--- Recorded data Enclosed Below ---

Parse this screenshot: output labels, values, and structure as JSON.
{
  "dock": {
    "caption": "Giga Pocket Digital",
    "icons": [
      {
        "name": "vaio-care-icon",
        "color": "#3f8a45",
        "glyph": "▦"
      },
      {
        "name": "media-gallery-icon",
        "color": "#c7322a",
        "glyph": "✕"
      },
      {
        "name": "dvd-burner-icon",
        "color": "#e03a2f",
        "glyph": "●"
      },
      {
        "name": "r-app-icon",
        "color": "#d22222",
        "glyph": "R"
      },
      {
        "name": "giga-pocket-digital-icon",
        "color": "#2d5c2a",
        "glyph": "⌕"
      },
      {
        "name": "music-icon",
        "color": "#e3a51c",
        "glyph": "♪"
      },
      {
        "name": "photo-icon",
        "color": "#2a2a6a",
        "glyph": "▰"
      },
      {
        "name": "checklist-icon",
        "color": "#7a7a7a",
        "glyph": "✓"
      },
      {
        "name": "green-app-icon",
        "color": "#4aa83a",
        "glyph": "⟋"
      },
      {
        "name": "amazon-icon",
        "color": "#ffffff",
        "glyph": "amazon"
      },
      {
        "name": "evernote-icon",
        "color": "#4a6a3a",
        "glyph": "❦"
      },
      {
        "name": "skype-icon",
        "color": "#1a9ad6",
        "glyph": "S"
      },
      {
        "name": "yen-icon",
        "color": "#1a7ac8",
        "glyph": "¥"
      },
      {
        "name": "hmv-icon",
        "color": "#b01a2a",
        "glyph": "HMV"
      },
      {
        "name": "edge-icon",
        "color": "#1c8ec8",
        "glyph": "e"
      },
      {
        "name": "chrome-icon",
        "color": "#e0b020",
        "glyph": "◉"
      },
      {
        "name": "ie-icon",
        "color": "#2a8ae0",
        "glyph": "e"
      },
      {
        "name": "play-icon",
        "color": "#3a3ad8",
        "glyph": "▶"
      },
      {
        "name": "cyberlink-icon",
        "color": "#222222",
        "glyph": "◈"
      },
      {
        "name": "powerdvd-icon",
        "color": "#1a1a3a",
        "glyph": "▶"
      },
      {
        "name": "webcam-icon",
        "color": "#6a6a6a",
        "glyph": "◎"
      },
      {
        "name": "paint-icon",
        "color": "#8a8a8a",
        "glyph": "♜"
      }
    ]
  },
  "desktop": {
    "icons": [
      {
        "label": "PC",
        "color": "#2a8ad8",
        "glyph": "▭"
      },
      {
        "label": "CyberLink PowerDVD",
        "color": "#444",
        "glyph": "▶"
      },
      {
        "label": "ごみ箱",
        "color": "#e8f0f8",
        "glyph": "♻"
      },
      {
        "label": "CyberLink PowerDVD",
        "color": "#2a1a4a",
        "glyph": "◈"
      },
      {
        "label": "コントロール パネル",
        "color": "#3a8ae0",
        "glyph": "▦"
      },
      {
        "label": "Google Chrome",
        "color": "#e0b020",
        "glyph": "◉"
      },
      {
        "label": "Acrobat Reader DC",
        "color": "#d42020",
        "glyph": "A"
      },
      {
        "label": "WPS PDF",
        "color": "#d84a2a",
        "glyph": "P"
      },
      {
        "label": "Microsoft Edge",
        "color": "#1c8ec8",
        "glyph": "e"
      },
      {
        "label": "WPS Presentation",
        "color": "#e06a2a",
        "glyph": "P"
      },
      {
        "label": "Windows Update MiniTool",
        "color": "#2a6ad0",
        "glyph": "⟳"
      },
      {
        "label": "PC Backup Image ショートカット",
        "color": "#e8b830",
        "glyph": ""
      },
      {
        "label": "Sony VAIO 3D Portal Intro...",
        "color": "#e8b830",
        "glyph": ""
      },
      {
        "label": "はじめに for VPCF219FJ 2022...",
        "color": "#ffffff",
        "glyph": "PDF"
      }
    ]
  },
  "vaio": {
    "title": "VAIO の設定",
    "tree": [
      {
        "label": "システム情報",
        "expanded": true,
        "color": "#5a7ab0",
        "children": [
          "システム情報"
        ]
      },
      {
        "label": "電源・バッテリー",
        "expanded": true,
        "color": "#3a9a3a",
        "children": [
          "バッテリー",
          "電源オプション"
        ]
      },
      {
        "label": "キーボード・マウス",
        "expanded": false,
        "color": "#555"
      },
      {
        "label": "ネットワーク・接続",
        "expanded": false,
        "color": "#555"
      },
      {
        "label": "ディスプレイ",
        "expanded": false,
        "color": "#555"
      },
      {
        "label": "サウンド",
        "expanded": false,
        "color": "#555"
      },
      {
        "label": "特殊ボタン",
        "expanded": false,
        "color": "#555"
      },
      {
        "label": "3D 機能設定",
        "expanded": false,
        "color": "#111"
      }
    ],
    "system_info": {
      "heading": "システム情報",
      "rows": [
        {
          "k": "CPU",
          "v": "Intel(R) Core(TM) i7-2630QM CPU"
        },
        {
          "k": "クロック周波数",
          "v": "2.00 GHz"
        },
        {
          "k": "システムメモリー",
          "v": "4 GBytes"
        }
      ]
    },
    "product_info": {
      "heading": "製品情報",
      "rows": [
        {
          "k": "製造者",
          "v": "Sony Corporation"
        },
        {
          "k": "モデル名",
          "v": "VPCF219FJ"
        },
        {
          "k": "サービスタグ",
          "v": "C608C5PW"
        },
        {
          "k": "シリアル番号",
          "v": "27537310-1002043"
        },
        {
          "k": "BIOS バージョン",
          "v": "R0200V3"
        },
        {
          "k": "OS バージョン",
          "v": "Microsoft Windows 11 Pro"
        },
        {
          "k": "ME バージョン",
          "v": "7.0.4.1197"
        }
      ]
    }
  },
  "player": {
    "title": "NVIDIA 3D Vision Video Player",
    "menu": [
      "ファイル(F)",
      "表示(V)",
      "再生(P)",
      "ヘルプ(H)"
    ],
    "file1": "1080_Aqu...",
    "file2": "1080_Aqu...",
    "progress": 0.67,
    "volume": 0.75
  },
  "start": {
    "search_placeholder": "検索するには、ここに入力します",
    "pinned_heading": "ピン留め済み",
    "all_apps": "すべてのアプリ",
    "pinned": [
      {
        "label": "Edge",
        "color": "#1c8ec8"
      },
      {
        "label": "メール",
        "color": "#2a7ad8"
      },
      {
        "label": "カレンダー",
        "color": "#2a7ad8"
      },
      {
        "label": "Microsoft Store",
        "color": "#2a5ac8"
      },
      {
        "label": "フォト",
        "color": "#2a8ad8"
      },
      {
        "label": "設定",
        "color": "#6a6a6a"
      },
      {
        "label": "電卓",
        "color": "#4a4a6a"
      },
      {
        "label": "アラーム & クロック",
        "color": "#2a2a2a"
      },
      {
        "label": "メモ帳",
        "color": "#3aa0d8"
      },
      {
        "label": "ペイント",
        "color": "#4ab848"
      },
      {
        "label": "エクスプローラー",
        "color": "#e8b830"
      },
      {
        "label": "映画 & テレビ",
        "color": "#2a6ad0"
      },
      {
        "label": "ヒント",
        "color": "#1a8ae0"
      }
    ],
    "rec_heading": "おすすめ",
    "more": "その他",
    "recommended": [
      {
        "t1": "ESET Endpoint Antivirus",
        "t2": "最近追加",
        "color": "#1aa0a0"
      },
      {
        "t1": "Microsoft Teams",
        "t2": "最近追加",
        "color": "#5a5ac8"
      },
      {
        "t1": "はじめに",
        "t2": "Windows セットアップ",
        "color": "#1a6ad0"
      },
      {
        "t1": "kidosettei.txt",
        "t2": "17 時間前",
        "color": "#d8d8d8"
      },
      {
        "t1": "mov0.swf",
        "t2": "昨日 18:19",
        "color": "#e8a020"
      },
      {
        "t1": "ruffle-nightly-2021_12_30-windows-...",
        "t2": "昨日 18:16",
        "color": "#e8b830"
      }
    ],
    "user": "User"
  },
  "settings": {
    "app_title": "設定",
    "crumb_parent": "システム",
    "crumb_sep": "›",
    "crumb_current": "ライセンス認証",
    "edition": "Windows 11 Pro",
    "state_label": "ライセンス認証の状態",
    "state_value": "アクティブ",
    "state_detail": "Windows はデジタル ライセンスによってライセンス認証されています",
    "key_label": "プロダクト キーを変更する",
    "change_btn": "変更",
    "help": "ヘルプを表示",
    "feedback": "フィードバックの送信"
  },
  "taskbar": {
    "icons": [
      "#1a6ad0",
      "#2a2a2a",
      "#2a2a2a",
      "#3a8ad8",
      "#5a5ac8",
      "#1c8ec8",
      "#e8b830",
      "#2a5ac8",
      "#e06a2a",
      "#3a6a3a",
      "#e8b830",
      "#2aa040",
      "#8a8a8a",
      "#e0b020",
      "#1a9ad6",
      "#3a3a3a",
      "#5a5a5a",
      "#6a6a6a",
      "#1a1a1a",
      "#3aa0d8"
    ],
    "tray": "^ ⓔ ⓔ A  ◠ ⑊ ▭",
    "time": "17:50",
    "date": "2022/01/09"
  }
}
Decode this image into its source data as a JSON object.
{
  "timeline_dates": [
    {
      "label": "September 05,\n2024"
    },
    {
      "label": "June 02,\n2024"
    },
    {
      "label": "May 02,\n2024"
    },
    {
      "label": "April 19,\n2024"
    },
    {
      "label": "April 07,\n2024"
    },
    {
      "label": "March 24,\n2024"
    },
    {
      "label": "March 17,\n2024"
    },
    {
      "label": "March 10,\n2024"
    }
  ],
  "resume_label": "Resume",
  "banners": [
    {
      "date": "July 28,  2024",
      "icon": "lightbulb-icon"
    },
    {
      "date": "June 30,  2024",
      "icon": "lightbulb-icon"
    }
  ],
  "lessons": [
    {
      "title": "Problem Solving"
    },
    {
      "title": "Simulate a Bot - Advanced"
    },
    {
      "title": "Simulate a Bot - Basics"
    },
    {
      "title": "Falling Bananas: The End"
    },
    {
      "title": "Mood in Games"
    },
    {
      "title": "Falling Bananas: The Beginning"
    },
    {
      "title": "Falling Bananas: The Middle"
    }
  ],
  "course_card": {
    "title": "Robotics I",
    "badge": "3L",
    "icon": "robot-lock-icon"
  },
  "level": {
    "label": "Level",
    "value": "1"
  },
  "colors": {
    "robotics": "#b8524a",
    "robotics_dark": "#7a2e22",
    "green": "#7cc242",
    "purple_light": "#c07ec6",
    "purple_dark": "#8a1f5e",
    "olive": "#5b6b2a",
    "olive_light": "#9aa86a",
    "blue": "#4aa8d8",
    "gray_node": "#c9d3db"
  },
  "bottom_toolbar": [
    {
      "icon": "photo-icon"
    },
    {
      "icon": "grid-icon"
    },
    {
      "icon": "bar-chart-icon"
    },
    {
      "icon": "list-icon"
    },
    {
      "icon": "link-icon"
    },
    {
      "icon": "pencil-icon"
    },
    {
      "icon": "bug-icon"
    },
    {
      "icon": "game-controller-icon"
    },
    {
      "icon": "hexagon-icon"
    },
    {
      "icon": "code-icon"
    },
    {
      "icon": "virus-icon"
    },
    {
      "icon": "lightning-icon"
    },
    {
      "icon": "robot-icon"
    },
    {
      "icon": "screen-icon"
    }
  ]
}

--- End of Enclosed Recorded data ---

About this exercise>
Extract each line from the entries above that contains the string "JSON".

Completed task>
Parse this screenshot: output labels, values, and structure as JSON.
Decode this image into its source data as a JSON object.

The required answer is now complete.